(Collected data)
---+---

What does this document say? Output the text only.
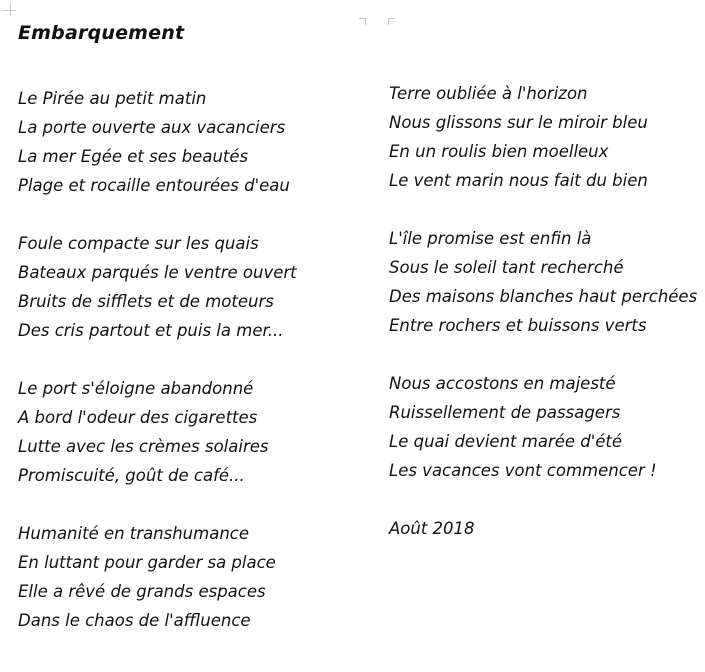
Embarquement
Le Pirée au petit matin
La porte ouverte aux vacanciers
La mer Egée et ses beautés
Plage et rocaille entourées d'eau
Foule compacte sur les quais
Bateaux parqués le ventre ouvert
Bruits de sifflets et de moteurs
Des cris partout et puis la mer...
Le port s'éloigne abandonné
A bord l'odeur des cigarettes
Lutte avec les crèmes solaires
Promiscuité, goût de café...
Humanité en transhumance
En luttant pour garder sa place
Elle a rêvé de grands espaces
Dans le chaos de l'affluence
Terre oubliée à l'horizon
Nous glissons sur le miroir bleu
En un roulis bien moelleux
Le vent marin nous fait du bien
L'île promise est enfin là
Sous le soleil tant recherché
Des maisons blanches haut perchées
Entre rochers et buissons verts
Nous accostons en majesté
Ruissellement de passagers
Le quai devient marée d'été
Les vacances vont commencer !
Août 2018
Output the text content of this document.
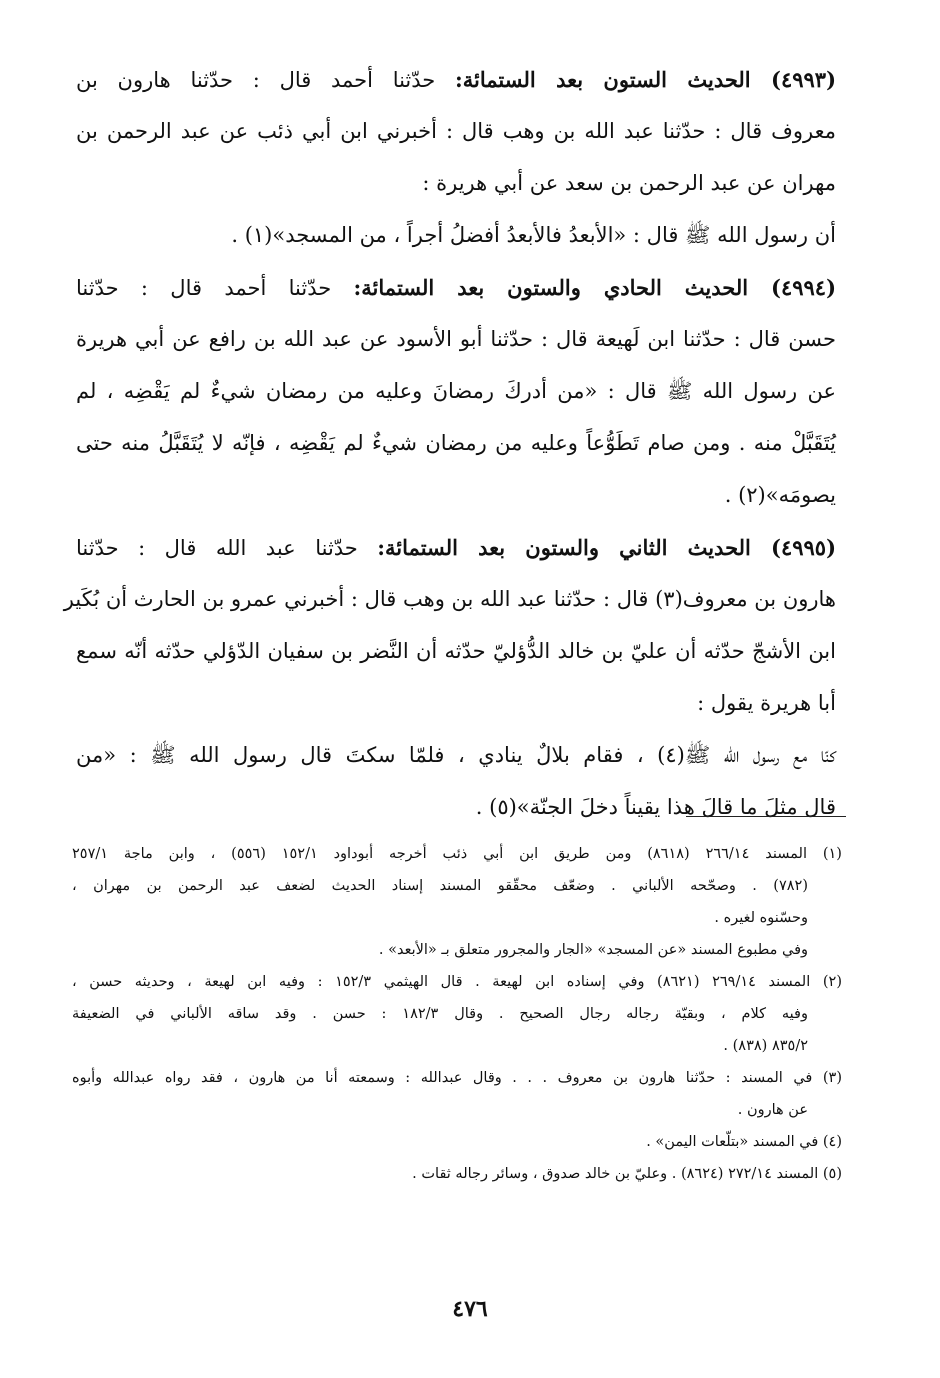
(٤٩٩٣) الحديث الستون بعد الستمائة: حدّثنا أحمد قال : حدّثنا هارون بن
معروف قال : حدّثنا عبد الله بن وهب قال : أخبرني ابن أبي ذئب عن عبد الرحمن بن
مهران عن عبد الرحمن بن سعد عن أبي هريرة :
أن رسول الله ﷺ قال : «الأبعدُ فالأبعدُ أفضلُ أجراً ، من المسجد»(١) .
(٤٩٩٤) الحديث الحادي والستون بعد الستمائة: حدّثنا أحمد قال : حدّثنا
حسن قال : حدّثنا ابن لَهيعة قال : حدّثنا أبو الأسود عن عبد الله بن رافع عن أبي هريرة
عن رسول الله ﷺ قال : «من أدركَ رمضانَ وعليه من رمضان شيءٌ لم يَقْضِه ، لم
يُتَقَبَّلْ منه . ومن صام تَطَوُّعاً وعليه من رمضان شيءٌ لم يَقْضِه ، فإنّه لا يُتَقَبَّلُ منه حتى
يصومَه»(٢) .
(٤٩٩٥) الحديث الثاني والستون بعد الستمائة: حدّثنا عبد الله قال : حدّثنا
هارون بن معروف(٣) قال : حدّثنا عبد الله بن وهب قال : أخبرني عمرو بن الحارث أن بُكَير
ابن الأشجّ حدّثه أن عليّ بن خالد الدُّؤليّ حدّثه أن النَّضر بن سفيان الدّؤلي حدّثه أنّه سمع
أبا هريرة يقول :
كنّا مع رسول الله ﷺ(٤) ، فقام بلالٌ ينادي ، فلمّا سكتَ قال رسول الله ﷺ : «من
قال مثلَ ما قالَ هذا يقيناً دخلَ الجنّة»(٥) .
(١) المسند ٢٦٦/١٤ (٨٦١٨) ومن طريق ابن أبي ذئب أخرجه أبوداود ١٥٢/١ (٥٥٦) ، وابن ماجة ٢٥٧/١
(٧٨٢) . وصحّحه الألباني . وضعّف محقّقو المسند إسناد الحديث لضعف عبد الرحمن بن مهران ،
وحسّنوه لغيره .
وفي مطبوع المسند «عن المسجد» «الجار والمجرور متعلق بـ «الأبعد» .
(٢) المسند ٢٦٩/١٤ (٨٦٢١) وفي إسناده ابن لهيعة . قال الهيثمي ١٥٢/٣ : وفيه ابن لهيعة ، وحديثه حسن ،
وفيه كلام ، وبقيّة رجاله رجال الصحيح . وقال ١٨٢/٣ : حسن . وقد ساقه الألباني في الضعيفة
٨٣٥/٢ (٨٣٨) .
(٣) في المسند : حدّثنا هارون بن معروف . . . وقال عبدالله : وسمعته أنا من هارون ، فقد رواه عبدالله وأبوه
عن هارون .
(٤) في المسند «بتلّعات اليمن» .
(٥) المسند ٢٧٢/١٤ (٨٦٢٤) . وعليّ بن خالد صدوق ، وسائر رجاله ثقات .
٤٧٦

---+---

## Given problem
Output an exact copy of the material, with the pictures removed.

## Complete output
What does this document say? Output the text only.
Embarquement
Le Pirée au petit matin
La porte ouverte aux vacanciers
La mer Egée et ses beautés
Plage et rocaille entourées d'eau
Foule compacte sur les quais
Bateaux parqués le ventre ouvert
Bruits de sifflets et de moteurs
Des cris partout et puis la mer...
Le port s'éloigne abandonné
A bord l'odeur des cigarettes
Lutte avec les crèmes solaires
Promiscuité, goût de café...
Humanité en transhumance
En luttant pour garder sa place
Elle a rêvé de grands espaces
Dans le chaos de l'affluence
Terre oubliée à l'horizon
Nous glissons sur le miroir bleu
En un roulis bien moelleux
Le vent marin nous fait du bien
L'île promise est enfin là
Sous le soleil tant recherché
Des maisons blanches haut perchées
Entre rochers et buissons verts
Nous accostons en majesté
Ruissellement de passagers
Le quai devient marée d'été
Les vacances vont commencer !
Août 2018
Output the text content of this document.
(٤٩٩٣) الحديث الستون بعد الستمائة: حدّثنا أحمد قال : حدّثنا هارون بن
معروف قال : حدّثنا عبد الله بن وهب قال : أخبرني ابن أبي ذئب عن عبد الرحمن بن
مهران عن عبد الرحمن بن سعد عن أبي هريرة :
أن رسول الله ﷺ قال : «الأبعدُ فالأبعدُ أفضلُ أجراً ، من المسجد»(١) .
(٤٩٩٤) الحديث الحادي والستون بعد الستمائة: حدّثنا أحمد قال : حدّثنا
حسن قال : حدّثنا ابن لَهيعة قال : حدّثنا أبو الأسود عن عبد الله بن رافع عن أبي هريرة
عن رسول الله ﷺ قال : «من أدركَ رمضانَ وعليه من رمضان شيءٌ لم يَقْضِه ، لم
يُتَقَبَّلْ منه . ومن صام تَطَوُّعاً وعليه من رمضان شيءٌ لم يَقْضِه ، فإنّه لا يُتَقَبَّلُ منه حتى
يصومَه»(٢) .
(٤٩٩٥) الحديث الثاني والستون بعد الستمائة: حدّثنا عبد الله قال : حدّثنا
هارون بن معروف(٣) قال : حدّثنا عبد الله بن وهب قال : أخبرني عمرو بن الحارث أن بُكَير
ابن الأشجّ حدّثه أن عليّ بن خالد الدُّؤليّ حدّثه أن النَّضر بن سفيان الدّؤلي حدّثه أنّه سمع
أبا هريرة يقول :
كنّا مع رسول الله ﷺ(٤) ، فقام بلالٌ ينادي ، فلمّا سكتَ قال رسول الله ﷺ : «من
قال مثلَ ما قالَ هذا يقيناً دخلَ الجنّة»(٥) .
(١) المسند ٢٦٦/١٤ (٨٦١٨) ومن طريق ابن أبي ذئب أخرجه أبوداود ١٥٢/١ (٥٥٦) ، وابن ماجة ٢٥٧/١
(٧٨٢) . وصحّحه الألباني . وضعّف محقّقو المسند إسناد الحديث لضعف عبد الرحمن بن مهران ،
وحسّنوه لغيره .
وفي مطبوع المسند «عن المسجد» «الجار والمجرور متعلق بـ «الأبعد» .
(٢) المسند ٢٦٩/١٤ (٨٦٢١) وفي إسناده ابن لهيعة . قال الهيثمي ١٥٢/٣ : وفيه ابن لهيعة ، وحديثه حسن ،
وفيه كلام ، وبقيّة رجاله رجال الصحيح . وقال ١٨٢/٣ : حسن . وقد ساقه الألباني في الضعيفة
٨٣٥/٢ (٨٣٨) .
(٣) في المسند : حدّثنا هارون بن معروف . . . وقال عبدالله : وسمعته أنا من هارون ، فقد رواه عبدالله وأبوه
عن هارون .
(٤) في المسند «بتلّعات اليمن» .
(٥) المسند ٢٧٢/١٤ (٨٦٢٤) . وعليّ بن خالد صدوق ، وسائر رجاله ثقات .
٤٧٦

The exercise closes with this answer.